Data entries

/---

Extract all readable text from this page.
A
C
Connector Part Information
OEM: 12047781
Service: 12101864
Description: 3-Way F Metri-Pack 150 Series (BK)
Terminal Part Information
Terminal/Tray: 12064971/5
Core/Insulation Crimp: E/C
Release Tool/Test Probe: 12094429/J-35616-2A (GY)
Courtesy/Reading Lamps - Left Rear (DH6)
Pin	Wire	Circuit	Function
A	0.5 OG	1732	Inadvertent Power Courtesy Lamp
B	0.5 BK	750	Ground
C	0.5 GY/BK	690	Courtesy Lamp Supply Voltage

\---

PROBLEM REQUIREMENTS
Quote each line above in full, word for word.

ANSWER FOR THE TASK
Extract all readable text from this page.
A
C
Connector Part Information
OEM: 12047781
Service: 12101864
Description: 3-Way F Metri-Pack 150 Series (BK)
Terminal Part Information
Terminal/Tray: 12064971/5
Core/Insulation Crimp: E/C
Release Tool/Test Probe: 12094429/J-35616-2A (GY)
Courtesy/Reading Lamps - Left Rear (DH6)
Pin	Wire	Circuit	Function
A	0.5 OG	1732	Inadvertent Power Courtesy Lamp
B	0.5 BK	750	Ground
C	0.5 GY/BK	690	Courtesy Lamp Supply Voltage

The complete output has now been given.